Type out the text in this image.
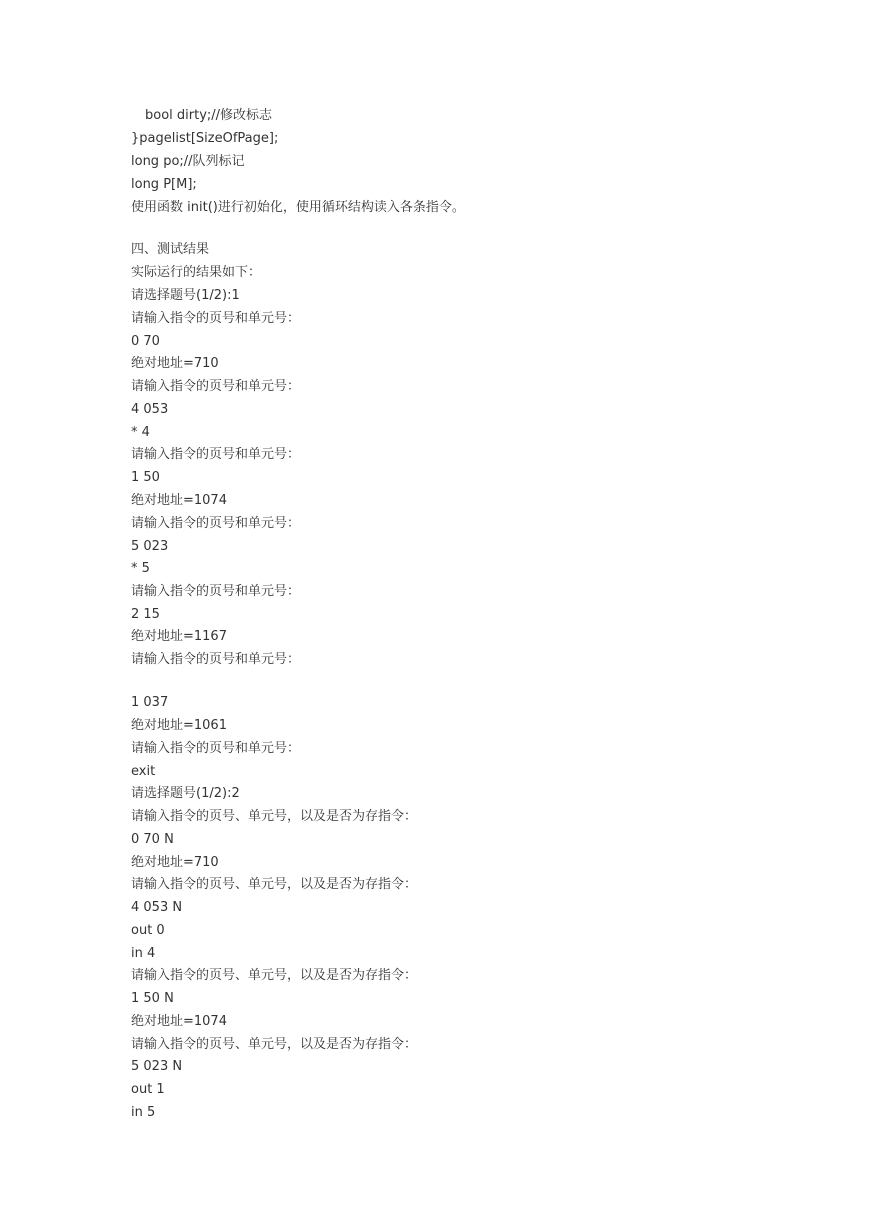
bool dirty;//修改标志
}pagelist[SizeOfPage];
long po;//队列标记
long P[M];
使用函数 init()进行初始化，使用循环结构读入各条指令。
四、测试结果
实际运行的结果如下：
请选择题号(1/2):1
请输入指令的页号和单元号：
0 70
绝对地址=710
请输入指令的页号和单元号：
4 053
* 4
请输入指令的页号和单元号：
1 50
绝对地址=1074
请输入指令的页号和单元号：
5 023
* 5
请输入指令的页号和单元号：
2 15
绝对地址=1167
请输入指令的页号和单元号：
1 037
绝对地址=1061
请输入指令的页号和单元号：
exit
请选择题号(1/2):2
请输入指令的页号、单元号，以及是否为存指令：
0 70 N
绝对地址=710
请输入指令的页号、单元号，以及是否为存指令：
4 053 N
out 0
in 4
请输入指令的页号、单元号，以及是否为存指令：
1 50 N
绝对地址=1074
请输入指令的页号、单元号，以及是否为存指令：
5 023 N
out 1
in 5
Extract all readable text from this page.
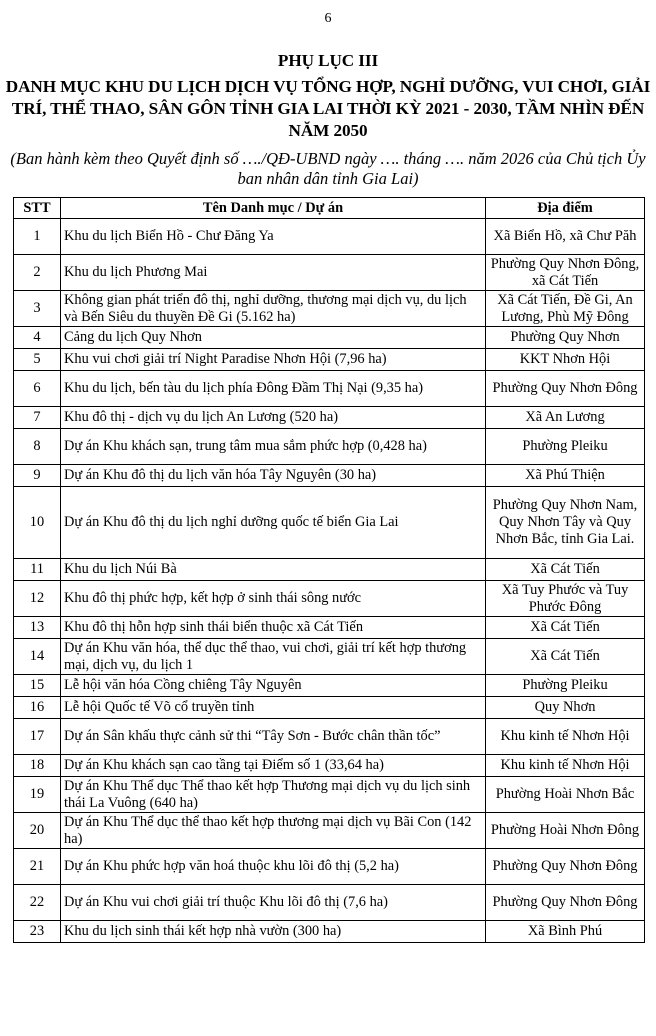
6
PHỤ LỤC III
DANH MỤC KHU DU LỊCH DỊCH VỤ TỔNG HỢP, NGHỈ DƯỠNG, VUI CHƠI, GIẢI TRÍ, THỂ THAO, SÂN GÔN TỈNH GIA LAI THỜI KỲ 2021 - 2030, TẦM NHÌN ĐẾN NĂM 2050
(Ban hành kèm theo Quyết định số …./QĐ-UBND ngày …. tháng …. năm 2026 của Chủ tịch Ủy ban nhân dân tỉnh Gia Lai)
STT	Tên Danh mục / Dự án	Địa điểm
1	Khu du lịch Biển Hồ - Chư Đăng Ya	Xã Biển Hồ, xã Chư Păh
2	Khu du lịch Phương Mai	Phường Quy Nhơn Đông, xã Cát Tiến
3	Không gian phát triển đô thị, nghỉ dưỡng, thương mại dịch vụ, du lịch và Bến Siêu du thuyền Đề Gi (5.162 ha)	Xã Cát Tiến, Đề Gi, An Lương, Phù Mỹ Đông
4	Cảng du lịch Quy Nhơn	Phường Quy Nhơn
5	Khu vui chơi giải trí Night Paradise Nhơn Hội (7,96 ha)	KKT Nhơn Hội
6	Khu du lịch, bến tàu du lịch phía Đông Đầm Thị Nại (9,35 ha)	Phường Quy Nhơn Đông
7	Khu đô thị - dịch vụ du lịch An Lương (520 ha)	Xã An Lương
8	Dự án Khu khách sạn, trung tâm mua sắm phức hợp (0,428 ha)	Phường Pleiku
9	Dự án Khu đô thị du lịch văn hóa Tây Nguyên (30 ha)	Xã Phú Thiện
10	Dự án Khu đô thị du lịch nghỉ dưỡng quốc tế biển Gia Lai	Phường Quy Nhơn Nam, Quy Nhơn Tây và Quy Nhơn Bắc, tỉnh Gia Lai.
11	Khu du lịch Núi Bà	Xã Cát Tiến
12	Khu đô thị phức hợp, kết hợp ở sinh thái sông nước	Xã Tuy Phước và Tuy Phước Đông
13	Khu đô thị hỗn hợp sinh thái biển thuộc xã Cát Tiến	Xã Cát Tiến
14	Dự án Khu văn hóa, thể dục thể thao, vui chơi, giải trí kết hợp thương mại, dịch vụ, du lịch 1	Xã Cát Tiến
15	Lễ hội văn hóa Cồng chiêng Tây Nguyên	Phường Pleiku
16	Lễ hội Quốc tế Võ cổ truyền tỉnh	Quy Nhơn
17	Dự án Sân khấu thực cảnh sử thi “Tây Sơn - Bước chân thần tốc”	Khu kinh tế Nhơn Hội
18	Dự án Khu khách sạn cao tầng tại Điểm số 1 (33,64 ha)	Khu kinh tế Nhơn Hội
19	Dự án Khu Thể dục Thể thao kết hợp Thương mại dịch vụ du lịch sinh thái La Vuông (640 ha)	Phường Hoài Nhơn Bắc
20	Dự án Khu Thể dục thể thao kết hợp thương mại dịch vụ Bãi Con (142 ha)	Phường Hoài Nhơn Đông
21	Dự án Khu phức hợp văn hoá thuộc khu lõi đô thị (5,2 ha)	Phường Quy Nhơn Đông
22	Dự án Khu vui chơi giải trí thuộc Khu lõi đô thị (7,6 ha)	Phường Quy Nhơn Đông
23	Khu du lịch sinh thái kết hợp nhà vườn (300 ha)	Xã Bình Phú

---------------

# Task description
Go back to the records above and write them out exactly, without the pictures.

# Solved problem
Type out the text in this image.
bool dirty;//修改标志
}pagelist[SizeOfPage];
long po;//队列标记
long P[M];
使用函数 init()进行初始化，使用循环结构读入各条指令。
四、测试结果
实际运行的结果如下：
请选择题号(1/2):1
请输入指令的页号和单元号：
0 70
绝对地址=710
请输入指令的页号和单元号：
4 053
* 4
请输入指令的页号和单元号：
1 50
绝对地址=1074
请输入指令的页号和单元号：
5 023
* 5
请输入指令的页号和单元号：
2 15
绝对地址=1167
请输入指令的页号和单元号：
1 037
绝对地址=1061
请输入指令的页号和单元号：
exit
请选择题号(1/2):2
请输入指令的页号、单元号，以及是否为存指令：
0 70 N
绝对地址=710
请输入指令的页号、单元号，以及是否为存指令：
4 053 N
out 0
in 4
请输入指令的页号、单元号，以及是否为存指令：
1 50 N
绝对地址=1074
请输入指令的页号、单元号，以及是否为存指令：
5 023 N
out 1
in 5
Extract all readable text from this page.
6
PHỤ LỤC III
DANH MỤC KHU DU LỊCH DỊCH VỤ TỔNG HỢP, NGHỈ DƯỠNG, VUI CHƠI, GIẢI TRÍ, THỂ THAO, SÂN GÔN TỈNH GIA LAI THỜI KỲ 2021 - 2030, TẦM NHÌN ĐẾN NĂM 2050
(Ban hành kèm theo Quyết định số …./QĐ-UBND ngày …. tháng …. năm 2026 của Chủ tịch Ủy ban nhân dân tỉnh Gia Lai)
STT	Tên Danh mục / Dự án	Địa điểm
1	Khu du lịch Biển Hồ - Chư Đăng Ya	Xã Biển Hồ, xã Chư Păh
2	Khu du lịch Phương Mai	Phường Quy Nhơn Đông, xã Cát Tiến
3	Không gian phát triển đô thị, nghỉ dưỡng, thương mại dịch vụ, du lịch và Bến Siêu du thuyền Đề Gi (5.162 ha)	Xã Cát Tiến, Đề Gi, An Lương, Phù Mỹ Đông
4	Cảng du lịch Quy Nhơn	Phường Quy Nhơn
5	Khu vui chơi giải trí Night Paradise Nhơn Hội (7,96 ha)	KKT Nhơn Hội
6	Khu du lịch, bến tàu du lịch phía Đông Đầm Thị Nại (9,35 ha)	Phường Quy Nhơn Đông
7	Khu đô thị - dịch vụ du lịch An Lương (520 ha)	Xã An Lương
8	Dự án Khu khách sạn, trung tâm mua sắm phức hợp (0,428 ha)	Phường Pleiku
9	Dự án Khu đô thị du lịch văn hóa Tây Nguyên (30 ha)	Xã Phú Thiện
10	Dự án Khu đô thị du lịch nghỉ dưỡng quốc tế biển Gia Lai	Phường Quy Nhơn Nam, Quy Nhơn Tây và Quy Nhơn Bắc, tỉnh Gia Lai.
11	Khu du lịch Núi Bà	Xã Cát Tiến
12	Khu đô thị phức hợp, kết hợp ở sinh thái sông nước	Xã Tuy Phước và Tuy Phước Đông
13	Khu đô thị hỗn hợp sinh thái biển thuộc xã Cát Tiến	Xã Cát Tiến
14	Dự án Khu văn hóa, thể dục thể thao, vui chơi, giải trí kết hợp thương mại, dịch vụ, du lịch 1	Xã Cát Tiến
15	Lễ hội văn hóa Cồng chiêng Tây Nguyên	Phường Pleiku
16	Lễ hội Quốc tế Võ cổ truyền tỉnh	Quy Nhơn
17	Dự án Sân khấu thực cảnh sử thi “Tây Sơn - Bước chân thần tốc”	Khu kinh tế Nhơn Hội
18	Dự án Khu khách sạn cao tầng tại Điểm số 1 (33,64 ha)	Khu kinh tế Nhơn Hội
19	Dự án Khu Thể dục Thể thao kết hợp Thương mại dịch vụ du lịch sinh thái La Vuông (640 ha)	Phường Hoài Nhơn Bắc
20	Dự án Khu Thể dục thể thao kết hợp thương mại dịch vụ Bãi Con (142 ha)	Phường Hoài Nhơn Đông
21	Dự án Khu phức hợp văn hoá thuộc khu lõi đô thị (5,2 ha)	Phường Quy Nhơn Đông
22	Dự án Khu vui chơi giải trí thuộc Khu lõi đô thị (7,6 ha)	Phường Quy Nhơn Đông
23	Khu du lịch sinh thái kết hợp nhà vườn (300 ha)	Xã Bình Phú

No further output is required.